(Data records)
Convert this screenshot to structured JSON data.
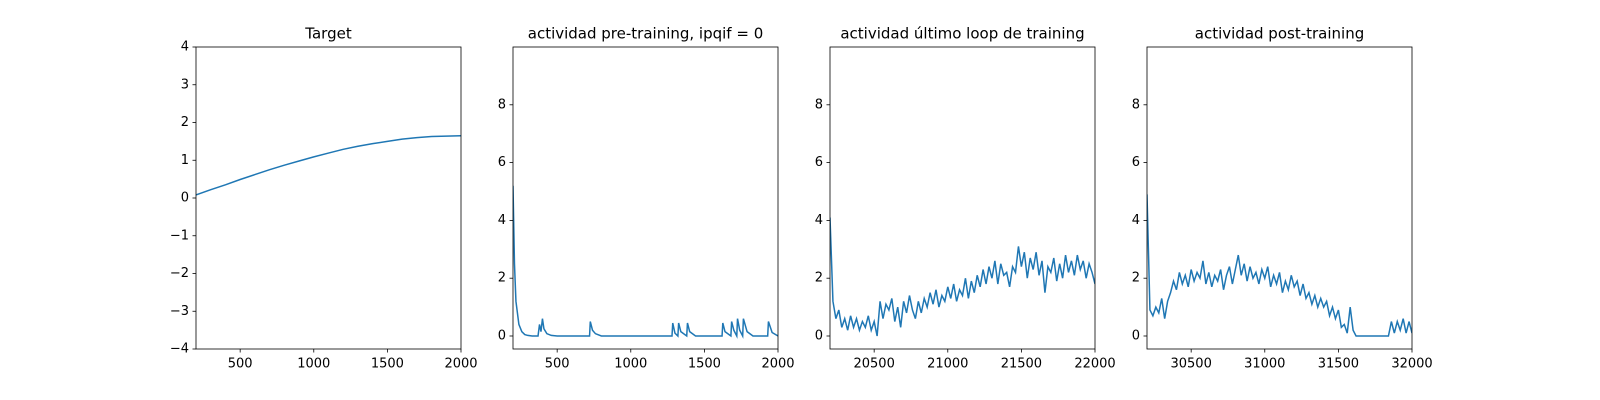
{
  "chart_data": [
    {
      "type": "line",
      "title": "Target",
      "color": "#1f77b4",
      "x": [
        200,
        300,
        400,
        500,
        600,
        700,
        800,
        900,
        1000,
        1100,
        1200,
        1300,
        1400,
        1500,
        1600,
        1700,
        1800,
        1900,
        2000
      ],
      "values": [
        0.08,
        0.22,
        0.35,
        0.49,
        0.62,
        0.75,
        0.87,
        0.98,
        1.09,
        1.19,
        1.29,
        1.37,
        1.44,
        1.5,
        1.56,
        1.6,
        1.63,
        1.64,
        1.65
      ],
      "xlim": [
        200,
        2000
      ],
      "ylim": [
        -4,
        4
      ],
      "xticks": [
        500,
        1000,
        1500,
        2000
      ],
      "yticks": [
        {
          "value": -4,
          "label": "−4"
        },
        {
          "value": -3,
          "label": "−3"
        },
        {
          "value": -2,
          "label": "−2"
        },
        {
          "value": -1,
          "label": "−1"
        },
        0,
        1,
        2,
        3,
        4
      ]
    },
    {
      "type": "line",
      "title": "actividad pre-training, ipqif = 0",
      "color": "#1f77b4",
      "x": [
        200,
        210,
        220,
        240,
        260,
        280,
        300,
        330,
        370,
        380,
        390,
        400,
        410,
        430,
        460,
        500,
        720,
        725,
        740,
        760,
        800,
        1280,
        1285,
        1300,
        1320,
        1325,
        1340,
        1380,
        1385,
        1400,
        1440,
        1620,
        1625,
        1640,
        1680,
        1685,
        1700,
        1720,
        1725,
        1740,
        1760,
        1765,
        1790,
        1830,
        1930,
        1935,
        1960,
        2000
      ],
      "values": [
        5.2,
        2.5,
        1.2,
        0.4,
        0.15,
        0.05,
        0.02,
        0.0,
        0.0,
        0.4,
        0.15,
        0.6,
        0.25,
        0.08,
        0.02,
        0.0,
        0.0,
        0.5,
        0.2,
        0.08,
        0.0,
        0.0,
        0.45,
        0.1,
        0.0,
        0.45,
        0.15,
        0.0,
        0.45,
        0.15,
        0.0,
        0.0,
        0.45,
        0.15,
        0.0,
        0.5,
        0.2,
        0.0,
        0.6,
        0.2,
        0.0,
        0.6,
        0.15,
        0.0,
        0.0,
        0.5,
        0.12,
        0.0
      ],
      "xlim": [
        200,
        2000
      ],
      "ylim": [
        -0.45,
        10
      ],
      "xticks": [
        500,
        1000,
        1500,
        2000
      ],
      "yticks": [
        0,
        2,
        4,
        6,
        8
      ]
    },
    {
      "type": "line",
      "title": "actividad último loop de training",
      "color": "#1f77b4",
      "x": [
        20200,
        20220,
        20240,
        20260,
        20280,
        20300,
        20320,
        20340,
        20360,
        20380,
        20400,
        20420,
        20440,
        20460,
        20480,
        20500,
        20520,
        20540,
        20560,
        20580,
        20600,
        20620,
        20640,
        20660,
        20680,
        20700,
        20720,
        20740,
        20760,
        20780,
        20800,
        20820,
        20840,
        20860,
        20880,
        20900,
        20920,
        20940,
        20960,
        20980,
        21000,
        21020,
        21040,
        21060,
        21080,
        21100,
        21120,
        21140,
        21160,
        21180,
        21200,
        21220,
        21240,
        21260,
        21280,
        21300,
        21320,
        21340,
        21360,
        21380,
        21400,
        21420,
        21440,
        21460,
        21480,
        21500,
        21520,
        21540,
        21560,
        21580,
        21600,
        21620,
        21640,
        21660,
        21680,
        21700,
        21720,
        21740,
        21760,
        21780,
        21800,
        21820,
        21840,
        21860,
        21880,
        21900,
        21920,
        21940,
        21960,
        21980,
        22000
      ],
      "values": [
        4.1,
        1.2,
        0.6,
        0.9,
        0.3,
        0.6,
        0.2,
        0.7,
        0.3,
        0.6,
        0.2,
        0.5,
        0.3,
        0.7,
        0.2,
        0.5,
        0.0,
        1.2,
        0.6,
        1.1,
        0.9,
        1.3,
        0.5,
        1.0,
        0.3,
        1.2,
        0.8,
        1.4,
        0.9,
        0.6,
        1.2,
        0.8,
        1.3,
        1.0,
        1.5,
        1.1,
        1.6,
        1.0,
        1.4,
        1.2,
        1.7,
        1.3,
        1.8,
        1.2,
        1.6,
        1.4,
        2.0,
        1.3,
        1.9,
        1.5,
        2.1,
        1.7,
        2.3,
        1.8,
        2.4,
        2.0,
        2.6,
        1.8,
        2.5,
        2.1,
        2.2,
        1.7,
        2.4,
        2.2,
        3.1,
        2.4,
        2.9,
        2.0,
        2.7,
        2.3,
        2.9,
        2.1,
        2.6,
        1.5,
        2.4,
        2.2,
        2.7,
        1.9,
        2.5,
        2.0,
        2.8,
        2.2,
        2.6,
        2.1,
        2.8,
        2.3,
        2.6,
        2.0,
        2.5,
        2.2,
        1.8
      ],
      "xlim": [
        20200,
        22000
      ],
      "ylim": [
        -0.45,
        10
      ],
      "xticks": [
        20500,
        21000,
        21500,
        22000
      ],
      "yticks": [
        0,
        2,
        4,
        6,
        8
      ]
    },
    {
      "type": "line",
      "title": "actividad post-training",
      "color": "#1f77b4",
      "x": [
        30200,
        30220,
        30240,
        30260,
        30280,
        30300,
        30320,
        30340,
        30360,
        30380,
        30400,
        30420,
        30440,
        30460,
        30480,
        30500,
        30520,
        30540,
        30560,
        30580,
        30600,
        30620,
        30640,
        30660,
        30680,
        30700,
        30720,
        30740,
        30760,
        30780,
        30800,
        30820,
        30840,
        30860,
        30880,
        30900,
        30920,
        30940,
        30960,
        30980,
        31000,
        31020,
        31040,
        31060,
        31080,
        31100,
        31120,
        31140,
        31160,
        31180,
        31200,
        31220,
        31240,
        31260,
        31280,
        31300,
        31320,
        31340,
        31360,
        31380,
        31400,
        31420,
        31440,
        31460,
        31480,
        31500,
        31520,
        31540,
        31560,
        31580,
        31600,
        31620,
        31640,
        31660,
        31680,
        31700,
        31720,
        31740,
        31760,
        31780,
        31800,
        31820,
        31840,
        31860,
        31880,
        31900,
        31920,
        31940,
        31960,
        31980,
        32000
      ],
      "values": [
        4.9,
        0.9,
        0.7,
        1.0,
        0.8,
        1.3,
        0.6,
        1.2,
        1.5,
        1.9,
        1.6,
        2.2,
        1.8,
        2.1,
        1.7,
        2.3,
        1.9,
        2.2,
        2.0,
        2.6,
        1.8,
        2.2,
        1.7,
        2.1,
        1.9,
        2.3,
        1.6,
        2.1,
        2.4,
        1.8,
        2.3,
        2.8,
        2.1,
        2.5,
        1.9,
        2.4,
        2.0,
        2.2,
        1.8,
        2.3,
        2.0,
        2.4,
        1.7,
        2.1,
        1.8,
        2.2,
        1.5,
        1.9,
        1.6,
        2.1,
        1.7,
        1.9,
        1.4,
        1.8,
        1.3,
        1.5,
        1.1,
        1.4,
        1.0,
        1.3,
        1.0,
        1.2,
        0.7,
        1.0,
        0.6,
        0.9,
        0.3,
        0.4,
        0.1,
        1.0,
        0.2,
        0.0,
        0.0,
        0.0,
        0.0,
        0.0,
        0.0,
        0.0,
        0.0,
        0.0,
        0.0,
        0.0,
        0.0,
        0.5,
        0.1,
        0.5,
        0.2,
        0.6,
        0.1,
        0.5,
        0.1
      ],
      "xlim": [
        30200,
        32000
      ],
      "ylim": [
        -0.45,
        10
      ],
      "xticks": [
        30500,
        31000,
        31500,
        32000
      ],
      "yticks": [
        0,
        2,
        4,
        6,
        8
      ]
    }
  ]
}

REQUIREMENTS>
Set down the material exactly, every line of it, except for the pictures.

RESULT>
Convert this screenshot to structured JSON data.
{
  "chart_data": [
    {
      "type": "line",
      "title": "Target",
      "color": "#1f77b4",
      "x": [
        200,
        300,
        400,
        500,
        600,
        700,
        800,
        900,
        1000,
        1100,
        1200,
        1300,
        1400,
        1500,
        1600,
        1700,
        1800,
        1900,
        2000
      ],
      "values": [
        0.08,
        0.22,
        0.35,
        0.49,
        0.62,
        0.75,
        0.87,
        0.98,
        1.09,
        1.19,
        1.29,
        1.37,
        1.44,
        1.5,
        1.56,
        1.6,
        1.63,
        1.64,
        1.65
      ],
      "xlim": [
        200,
        2000
      ],
      "ylim": [
        -4,
        4
      ],
      "xticks": [
        500,
        1000,
        1500,
        2000
      ],
      "yticks": [
        {
          "value": -4,
          "label": "−4"
        },
        {
          "value": -3,
          "label": "−3"
        },
        {
          "value": -2,
          "label": "−2"
        },
        {
          "value": -1,
          "label": "−1"
        },
        0,
        1,
        2,
        3,
        4
      ]
    },
    {
      "type": "line",
      "title": "actividad pre-training, ipqif = 0",
      "color": "#1f77b4",
      "x": [
        200,
        210,
        220,
        240,
        260,
        280,
        300,
        330,
        370,
        380,
        390,
        400,
        410,
        430,
        460,
        500,
        720,
        725,
        740,
        760,
        800,
        1280,
        1285,
        1300,
        1320,
        1325,
        1340,
        1380,
        1385,
        1400,
        1440,
        1620,
        1625,
        1640,
        1680,
        1685,
        1700,
        1720,
        1725,
        1740,
        1760,
        1765,
        1790,
        1830,
        1930,
        1935,
        1960,
        2000
      ],
      "values": [
        5.2,
        2.5,
        1.2,
        0.4,
        0.15,
        0.05,
        0.02,
        0.0,
        0.0,
        0.4,
        0.15,
        0.6,
        0.25,
        0.08,
        0.02,
        0.0,
        0.0,
        0.5,
        0.2,
        0.08,
        0.0,
        0.0,
        0.45,
        0.1,
        0.0,
        0.45,
        0.15,
        0.0,
        0.45,
        0.15,
        0.0,
        0.0,
        0.45,
        0.15,
        0.0,
        0.5,
        0.2,
        0.0,
        0.6,
        0.2,
        0.0,
        0.6,
        0.15,
        0.0,
        0.0,
        0.5,
        0.12,
        0.0
      ],
      "xlim": [
        200,
        2000
      ],
      "ylim": [
        -0.45,
        10
      ],
      "xticks": [
        500,
        1000,
        1500,
        2000
      ],
      "yticks": [
        0,
        2,
        4,
        6,
        8
      ]
    },
    {
      "type": "line",
      "title": "actividad último loop de training",
      "color": "#1f77b4",
      "x": [
        20200,
        20220,
        20240,
        20260,
        20280,
        20300,
        20320,
        20340,
        20360,
        20380,
        20400,
        20420,
        20440,
        20460,
        20480,
        20500,
        20520,
        20540,
        20560,
        20580,
        20600,
        20620,
        20640,
        20660,
        20680,
        20700,
        20720,
        20740,
        20760,
        20780,
        20800,
        20820,
        20840,
        20860,
        20880,
        20900,
        20920,
        20940,
        20960,
        20980,
        21000,
        21020,
        21040,
        21060,
        21080,
        21100,
        21120,
        21140,
        21160,
        21180,
        21200,
        21220,
        21240,
        21260,
        21280,
        21300,
        21320,
        21340,
        21360,
        21380,
        21400,
        21420,
        21440,
        21460,
        21480,
        21500,
        21520,
        21540,
        21560,
        21580,
        21600,
        21620,
        21640,
        21660,
        21680,
        21700,
        21720,
        21740,
        21760,
        21780,
        21800,
        21820,
        21840,
        21860,
        21880,
        21900,
        21920,
        21940,
        21960,
        21980,
        22000
      ],
      "values": [
        4.1,
        1.2,
        0.6,
        0.9,
        0.3,
        0.6,
        0.2,
        0.7,
        0.3,
        0.6,
        0.2,
        0.5,
        0.3,
        0.7,
        0.2,
        0.5,
        0.0,
        1.2,
        0.6,
        1.1,
        0.9,
        1.3,
        0.5,
        1.0,
        0.3,
        1.2,
        0.8,
        1.4,
        0.9,
        0.6,
        1.2,
        0.8,
        1.3,
        1.0,
        1.5,
        1.1,
        1.6,
        1.0,
        1.4,
        1.2,
        1.7,
        1.3,
        1.8,
        1.2,
        1.6,
        1.4,
        2.0,
        1.3,
        1.9,
        1.5,
        2.1,
        1.7,
        2.3,
        1.8,
        2.4,
        2.0,
        2.6,
        1.8,
        2.5,
        2.1,
        2.2,
        1.7,
        2.4,
        2.2,
        3.1,
        2.4,
        2.9,
        2.0,
        2.7,
        2.3,
        2.9,
        2.1,
        2.6,
        1.5,
        2.4,
        2.2,
        2.7,
        1.9,
        2.5,
        2.0,
        2.8,
        2.2,
        2.6,
        2.1,
        2.8,
        2.3,
        2.6,
        2.0,
        2.5,
        2.2,
        1.8
      ],
      "xlim": [
        20200,
        22000
      ],
      "ylim": [
        -0.45,
        10
      ],
      "xticks": [
        20500,
        21000,
        21500,
        22000
      ],
      "yticks": [
        0,
        2,
        4,
        6,
        8
      ]
    },
    {
      "type": "line",
      "title": "actividad post-training",
      "color": "#1f77b4",
      "x": [
        30200,
        30220,
        30240,
        30260,
        30280,
        30300,
        30320,
        30340,
        30360,
        30380,
        30400,
        30420,
        30440,
        30460,
        30480,
        30500,
        30520,
        30540,
        30560,
        30580,
        30600,
        30620,
        30640,
        30660,
        30680,
        30700,
        30720,
        30740,
        30760,
        30780,
        30800,
        30820,
        30840,
        30860,
        30880,
        30900,
        30920,
        30940,
        30960,
        30980,
        31000,
        31020,
        31040,
        31060,
        31080,
        31100,
        31120,
        31140,
        31160,
        31180,
        31200,
        31220,
        31240,
        31260,
        31280,
        31300,
        31320,
        31340,
        31360,
        31380,
        31400,
        31420,
        31440,
        31460,
        31480,
        31500,
        31520,
        31540,
        31560,
        31580,
        31600,
        31620,
        31640,
        31660,
        31680,
        31700,
        31720,
        31740,
        31760,
        31780,
        31800,
        31820,
        31840,
        31860,
        31880,
        31900,
        31920,
        31940,
        31960,
        31980,
        32000
      ],
      "values": [
        4.9,
        0.9,
        0.7,
        1.0,
        0.8,
        1.3,
        0.6,
        1.2,
        1.5,
        1.9,
        1.6,
        2.2,
        1.8,
        2.1,
        1.7,
        2.3,
        1.9,
        2.2,
        2.0,
        2.6,
        1.8,
        2.2,
        1.7,
        2.1,
        1.9,
        2.3,
        1.6,
        2.1,
        2.4,
        1.8,
        2.3,
        2.8,
        2.1,
        2.5,
        1.9,
        2.4,
        2.0,
        2.2,
        1.8,
        2.3,
        2.0,
        2.4,
        1.7,
        2.1,
        1.8,
        2.2,
        1.5,
        1.9,
        1.6,
        2.1,
        1.7,
        1.9,
        1.4,
        1.8,
        1.3,
        1.5,
        1.1,
        1.4,
        1.0,
        1.3,
        1.0,
        1.2,
        0.7,
        1.0,
        0.6,
        0.9,
        0.3,
        0.4,
        0.1,
        1.0,
        0.2,
        0.0,
        0.0,
        0.0,
        0.0,
        0.0,
        0.0,
        0.0,
        0.0,
        0.0,
        0.0,
        0.0,
        0.0,
        0.5,
        0.1,
        0.5,
        0.2,
        0.6,
        0.1,
        0.5,
        0.1
      ],
      "xlim": [
        30200,
        32000
      ],
      "ylim": [
        -0.45,
        10
      ],
      "xticks": [
        30500,
        31000,
        31500,
        32000
      ],
      "yticks": [
        0,
        2,
        4,
        6,
        8
      ]
    }
  ]
}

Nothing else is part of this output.